▶ [Exercise aim] When you copy the material below, keep every line exact and leave each picture out.

▶ [Extracted records]
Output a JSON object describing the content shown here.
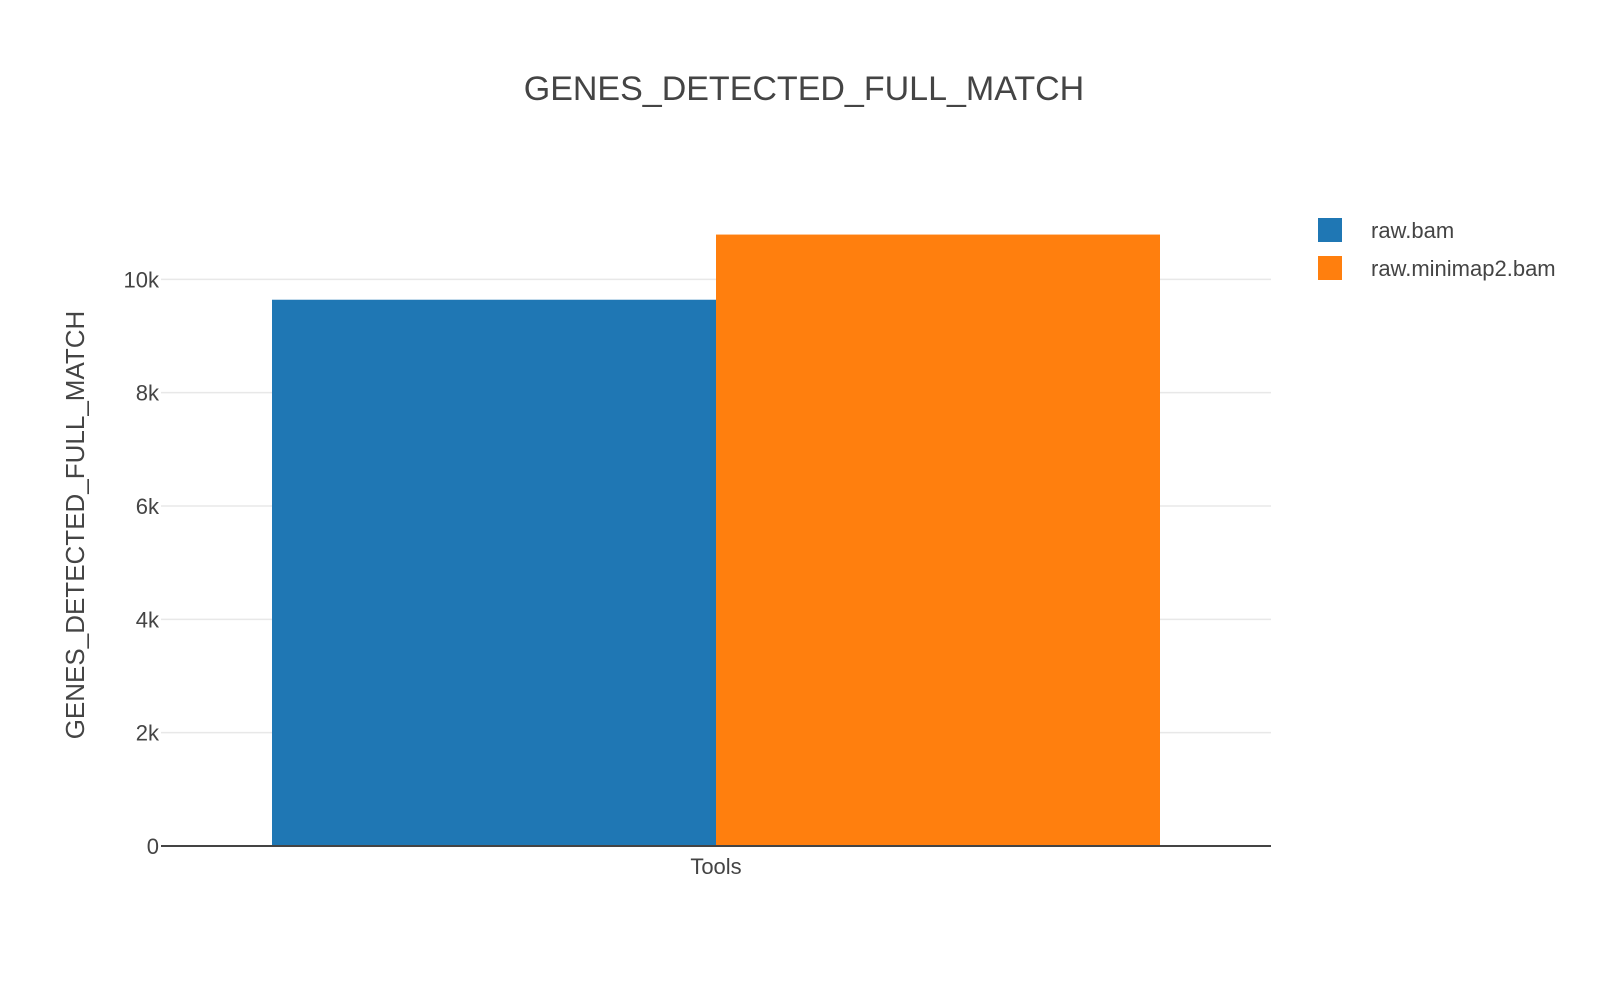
{
  "chart_data": {
    "type": "bar",
    "title": "GENES_DETECTED_FULL_MATCH",
    "ylabel": "GENES_DETECTED_FULL_MATCH",
    "xlabel": "",
    "categories": [
      "Tools"
    ],
    "series": [
      {
        "name": "raw.bam",
        "values": [
          9640
        ],
        "color": "#1f77b4"
      },
      {
        "name": "raw.minimap2.bam",
        "values": [
          10790
        ],
        "color": "#ff7f0e"
      }
    ],
    "ylim": [
      0,
      11400
    ],
    "yticks": [
      0,
      2000,
      4000,
      6000,
      8000,
      10000
    ],
    "ytick_labels": [
      "0",
      "2k",
      "4k",
      "6k",
      "8k",
      "10k"
    ],
    "grid": true,
    "legend_position": "top-right"
  }
}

▶ [Finished task]
Output a JSON object describing the content shown here.
{
  "chart_data": {
    "type": "bar",
    "title": "GENES_DETECTED_FULL_MATCH",
    "ylabel": "GENES_DETECTED_FULL_MATCH",
    "xlabel": "",
    "categories": [
      "Tools"
    ],
    "series": [
      {
        "name": "raw.bam",
        "values": [
          9640
        ],
        "color": "#1f77b4"
      },
      {
        "name": "raw.minimap2.bam",
        "values": [
          10790
        ],
        "color": "#ff7f0e"
      }
    ],
    "ylim": [
      0,
      11400
    ],
    "yticks": [
      0,
      2000,
      4000,
      6000,
      8000,
      10000
    ],
    "ytick_labels": [
      "0",
      "2k",
      "4k",
      "6k",
      "8k",
      "10k"
    ],
    "grid": true,
    "legend_position": "top-right"
  }
}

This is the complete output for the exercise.